GIVEN TASK:
Locate the word "material" in the data below, then copy every line that holds it.

━━━━━━━━━━━━━━━━━━━━

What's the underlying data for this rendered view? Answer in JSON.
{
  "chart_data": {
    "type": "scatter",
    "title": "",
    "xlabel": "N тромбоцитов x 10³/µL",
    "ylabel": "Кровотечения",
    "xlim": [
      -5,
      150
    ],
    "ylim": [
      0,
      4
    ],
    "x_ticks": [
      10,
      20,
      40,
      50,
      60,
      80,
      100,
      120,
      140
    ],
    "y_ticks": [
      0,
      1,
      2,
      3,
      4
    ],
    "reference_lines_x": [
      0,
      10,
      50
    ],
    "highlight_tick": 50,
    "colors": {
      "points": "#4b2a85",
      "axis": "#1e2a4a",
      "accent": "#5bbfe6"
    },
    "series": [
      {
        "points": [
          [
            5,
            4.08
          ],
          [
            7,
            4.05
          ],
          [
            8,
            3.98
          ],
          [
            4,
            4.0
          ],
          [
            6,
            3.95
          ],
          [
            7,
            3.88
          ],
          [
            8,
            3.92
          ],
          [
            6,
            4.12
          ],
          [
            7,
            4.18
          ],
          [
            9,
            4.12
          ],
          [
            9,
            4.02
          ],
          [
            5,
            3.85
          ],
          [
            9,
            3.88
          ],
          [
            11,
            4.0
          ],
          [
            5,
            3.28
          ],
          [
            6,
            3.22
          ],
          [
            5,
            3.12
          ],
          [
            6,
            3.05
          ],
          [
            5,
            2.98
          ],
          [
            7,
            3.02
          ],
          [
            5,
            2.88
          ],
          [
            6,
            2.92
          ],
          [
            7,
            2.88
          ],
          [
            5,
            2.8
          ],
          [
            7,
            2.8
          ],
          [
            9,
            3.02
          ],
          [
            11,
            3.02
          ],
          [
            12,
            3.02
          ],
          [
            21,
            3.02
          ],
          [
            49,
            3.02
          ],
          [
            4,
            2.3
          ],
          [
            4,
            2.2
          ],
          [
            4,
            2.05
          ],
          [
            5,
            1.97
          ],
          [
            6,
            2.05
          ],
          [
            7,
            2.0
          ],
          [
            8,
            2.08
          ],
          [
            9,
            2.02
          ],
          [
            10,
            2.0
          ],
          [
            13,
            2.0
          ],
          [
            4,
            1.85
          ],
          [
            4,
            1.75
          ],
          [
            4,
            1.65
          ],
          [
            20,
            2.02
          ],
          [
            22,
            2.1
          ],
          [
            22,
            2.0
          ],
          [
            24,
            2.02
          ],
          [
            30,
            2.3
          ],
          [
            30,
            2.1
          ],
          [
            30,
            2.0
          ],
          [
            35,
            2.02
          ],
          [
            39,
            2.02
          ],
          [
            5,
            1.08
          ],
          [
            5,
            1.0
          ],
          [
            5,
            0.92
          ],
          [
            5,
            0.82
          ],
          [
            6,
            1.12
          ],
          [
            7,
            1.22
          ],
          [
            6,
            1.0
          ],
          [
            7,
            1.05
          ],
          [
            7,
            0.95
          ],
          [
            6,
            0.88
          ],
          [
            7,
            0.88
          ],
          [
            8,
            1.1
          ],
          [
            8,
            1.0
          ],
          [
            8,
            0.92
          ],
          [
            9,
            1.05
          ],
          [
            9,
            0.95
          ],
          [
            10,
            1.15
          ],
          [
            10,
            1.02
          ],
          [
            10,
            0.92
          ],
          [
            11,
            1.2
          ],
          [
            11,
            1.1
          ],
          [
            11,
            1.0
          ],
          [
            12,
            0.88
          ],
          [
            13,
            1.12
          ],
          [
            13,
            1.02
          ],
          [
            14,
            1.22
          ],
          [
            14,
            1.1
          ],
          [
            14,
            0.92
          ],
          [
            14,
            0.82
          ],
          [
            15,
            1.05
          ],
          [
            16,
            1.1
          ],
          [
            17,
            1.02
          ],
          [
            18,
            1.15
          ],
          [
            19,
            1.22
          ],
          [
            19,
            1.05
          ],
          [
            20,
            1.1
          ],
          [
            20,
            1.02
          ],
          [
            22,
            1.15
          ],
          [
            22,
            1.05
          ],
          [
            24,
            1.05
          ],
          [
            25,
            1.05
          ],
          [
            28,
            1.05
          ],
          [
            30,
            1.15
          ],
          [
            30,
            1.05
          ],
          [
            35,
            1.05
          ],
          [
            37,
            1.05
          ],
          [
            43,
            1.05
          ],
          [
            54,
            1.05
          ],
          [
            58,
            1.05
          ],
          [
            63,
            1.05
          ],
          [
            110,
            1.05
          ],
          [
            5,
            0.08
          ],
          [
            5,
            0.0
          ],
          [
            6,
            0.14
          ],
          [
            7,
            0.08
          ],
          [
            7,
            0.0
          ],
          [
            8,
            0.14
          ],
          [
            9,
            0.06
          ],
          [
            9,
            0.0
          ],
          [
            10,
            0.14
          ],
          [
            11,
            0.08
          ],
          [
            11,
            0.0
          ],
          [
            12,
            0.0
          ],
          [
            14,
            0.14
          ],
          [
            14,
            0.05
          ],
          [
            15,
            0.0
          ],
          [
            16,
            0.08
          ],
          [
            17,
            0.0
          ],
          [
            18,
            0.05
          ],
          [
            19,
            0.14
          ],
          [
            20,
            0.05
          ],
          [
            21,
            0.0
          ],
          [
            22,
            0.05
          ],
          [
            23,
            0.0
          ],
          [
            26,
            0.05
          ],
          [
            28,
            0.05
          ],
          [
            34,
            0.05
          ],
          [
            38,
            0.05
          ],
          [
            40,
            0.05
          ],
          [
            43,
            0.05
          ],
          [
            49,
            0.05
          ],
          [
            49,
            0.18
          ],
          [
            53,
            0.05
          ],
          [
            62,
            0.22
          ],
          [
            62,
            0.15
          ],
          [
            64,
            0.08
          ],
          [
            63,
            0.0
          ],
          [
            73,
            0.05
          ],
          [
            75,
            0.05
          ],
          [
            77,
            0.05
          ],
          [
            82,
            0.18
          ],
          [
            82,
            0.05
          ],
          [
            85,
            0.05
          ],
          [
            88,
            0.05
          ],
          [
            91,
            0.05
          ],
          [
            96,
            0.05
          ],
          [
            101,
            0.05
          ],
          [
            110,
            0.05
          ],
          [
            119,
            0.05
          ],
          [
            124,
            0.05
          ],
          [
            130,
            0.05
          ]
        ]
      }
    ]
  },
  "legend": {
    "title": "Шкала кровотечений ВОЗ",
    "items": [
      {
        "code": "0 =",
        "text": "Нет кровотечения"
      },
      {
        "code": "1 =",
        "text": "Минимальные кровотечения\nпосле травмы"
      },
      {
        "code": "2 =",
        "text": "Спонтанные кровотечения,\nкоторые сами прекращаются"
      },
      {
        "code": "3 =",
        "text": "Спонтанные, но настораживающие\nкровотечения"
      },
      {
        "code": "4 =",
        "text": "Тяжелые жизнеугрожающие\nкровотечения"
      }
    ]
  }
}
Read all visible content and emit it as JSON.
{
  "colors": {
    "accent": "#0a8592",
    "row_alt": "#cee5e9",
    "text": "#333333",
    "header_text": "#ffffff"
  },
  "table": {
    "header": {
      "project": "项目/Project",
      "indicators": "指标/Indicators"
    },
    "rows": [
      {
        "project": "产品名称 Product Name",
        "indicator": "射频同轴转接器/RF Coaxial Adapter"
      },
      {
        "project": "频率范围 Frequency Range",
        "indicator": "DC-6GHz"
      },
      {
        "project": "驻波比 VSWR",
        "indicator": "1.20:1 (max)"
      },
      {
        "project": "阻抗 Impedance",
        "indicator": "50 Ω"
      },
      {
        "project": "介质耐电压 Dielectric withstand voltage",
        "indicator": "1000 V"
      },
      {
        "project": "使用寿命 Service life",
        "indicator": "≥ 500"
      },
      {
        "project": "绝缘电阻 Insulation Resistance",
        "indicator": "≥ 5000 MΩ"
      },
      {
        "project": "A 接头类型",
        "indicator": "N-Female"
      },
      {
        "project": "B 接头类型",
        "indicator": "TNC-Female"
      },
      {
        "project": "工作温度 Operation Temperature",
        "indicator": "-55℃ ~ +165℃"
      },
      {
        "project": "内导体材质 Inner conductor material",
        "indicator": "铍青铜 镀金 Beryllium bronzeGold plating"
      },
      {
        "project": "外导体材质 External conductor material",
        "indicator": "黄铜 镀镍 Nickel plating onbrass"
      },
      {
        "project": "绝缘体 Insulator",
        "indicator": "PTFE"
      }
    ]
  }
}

━━━━━━━━━━━━━━━━━━━━

ANSWER TO THIS EXERCISE:
        "project": "内导体材质 Inner conductor material",
        "project": "外导体材质 External conductor material",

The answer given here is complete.